Copy out each line of the listing that has the word "assembly" in it.

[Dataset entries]
------------------------------------------------------------------------

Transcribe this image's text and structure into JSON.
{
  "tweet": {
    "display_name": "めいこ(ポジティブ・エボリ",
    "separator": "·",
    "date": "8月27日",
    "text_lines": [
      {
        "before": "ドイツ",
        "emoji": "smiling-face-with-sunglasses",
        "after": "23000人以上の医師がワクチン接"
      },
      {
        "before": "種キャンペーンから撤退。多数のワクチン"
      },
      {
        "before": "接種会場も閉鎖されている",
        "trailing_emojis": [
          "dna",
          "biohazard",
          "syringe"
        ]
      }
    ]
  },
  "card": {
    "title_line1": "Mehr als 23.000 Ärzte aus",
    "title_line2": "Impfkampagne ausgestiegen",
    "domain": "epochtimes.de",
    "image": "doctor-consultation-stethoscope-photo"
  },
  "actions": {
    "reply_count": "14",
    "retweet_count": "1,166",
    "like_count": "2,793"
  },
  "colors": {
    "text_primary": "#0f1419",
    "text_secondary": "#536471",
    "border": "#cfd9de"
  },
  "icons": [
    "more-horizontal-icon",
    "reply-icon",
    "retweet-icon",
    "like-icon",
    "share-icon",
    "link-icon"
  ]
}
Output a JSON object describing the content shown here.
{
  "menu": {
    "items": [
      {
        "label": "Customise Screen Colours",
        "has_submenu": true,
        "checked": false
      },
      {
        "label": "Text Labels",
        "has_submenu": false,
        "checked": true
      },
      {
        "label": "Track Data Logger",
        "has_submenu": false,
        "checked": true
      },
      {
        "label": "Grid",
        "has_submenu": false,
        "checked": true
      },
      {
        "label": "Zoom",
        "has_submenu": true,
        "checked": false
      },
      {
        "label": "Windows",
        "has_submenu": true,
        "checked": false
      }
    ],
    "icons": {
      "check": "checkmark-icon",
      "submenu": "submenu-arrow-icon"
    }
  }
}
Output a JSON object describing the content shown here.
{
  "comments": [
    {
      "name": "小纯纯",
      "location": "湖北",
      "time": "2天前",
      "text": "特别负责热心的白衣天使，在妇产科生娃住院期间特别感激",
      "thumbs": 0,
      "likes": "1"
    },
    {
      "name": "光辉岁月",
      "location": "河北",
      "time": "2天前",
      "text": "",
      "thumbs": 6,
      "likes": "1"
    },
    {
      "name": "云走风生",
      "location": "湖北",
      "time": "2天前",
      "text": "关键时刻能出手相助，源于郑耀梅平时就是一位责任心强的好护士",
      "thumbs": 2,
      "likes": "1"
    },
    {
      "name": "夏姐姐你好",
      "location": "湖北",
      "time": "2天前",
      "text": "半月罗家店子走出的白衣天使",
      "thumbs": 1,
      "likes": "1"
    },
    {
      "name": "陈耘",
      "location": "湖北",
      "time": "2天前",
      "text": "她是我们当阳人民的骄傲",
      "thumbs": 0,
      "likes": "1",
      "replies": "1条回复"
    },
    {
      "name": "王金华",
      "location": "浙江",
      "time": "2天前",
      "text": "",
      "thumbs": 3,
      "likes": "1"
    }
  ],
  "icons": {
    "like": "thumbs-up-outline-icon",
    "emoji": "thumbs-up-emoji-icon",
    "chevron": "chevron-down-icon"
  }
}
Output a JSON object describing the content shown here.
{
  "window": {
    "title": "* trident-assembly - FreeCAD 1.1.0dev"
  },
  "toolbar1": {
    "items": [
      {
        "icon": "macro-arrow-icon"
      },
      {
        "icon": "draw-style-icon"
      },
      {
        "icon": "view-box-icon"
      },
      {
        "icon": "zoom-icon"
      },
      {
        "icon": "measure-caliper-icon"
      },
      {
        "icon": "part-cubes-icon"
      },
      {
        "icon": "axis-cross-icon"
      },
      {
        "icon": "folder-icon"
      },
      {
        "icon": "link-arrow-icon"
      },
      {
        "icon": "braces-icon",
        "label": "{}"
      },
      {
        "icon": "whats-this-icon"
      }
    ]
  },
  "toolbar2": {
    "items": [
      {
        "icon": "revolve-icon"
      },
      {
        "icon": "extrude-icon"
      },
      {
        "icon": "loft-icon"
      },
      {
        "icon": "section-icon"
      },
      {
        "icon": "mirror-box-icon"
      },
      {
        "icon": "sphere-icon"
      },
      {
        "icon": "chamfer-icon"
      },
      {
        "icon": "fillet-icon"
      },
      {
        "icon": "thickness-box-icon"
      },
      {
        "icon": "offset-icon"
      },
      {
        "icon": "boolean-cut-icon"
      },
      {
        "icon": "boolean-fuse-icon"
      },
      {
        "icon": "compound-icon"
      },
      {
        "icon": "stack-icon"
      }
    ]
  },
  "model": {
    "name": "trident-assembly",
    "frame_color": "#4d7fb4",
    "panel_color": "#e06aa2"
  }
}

------------------------------------------------------------------------

→ Result below:
    "title": "* trident-assembly - FreeCAD 1.1.0dev"
    "name": "trident-assembly",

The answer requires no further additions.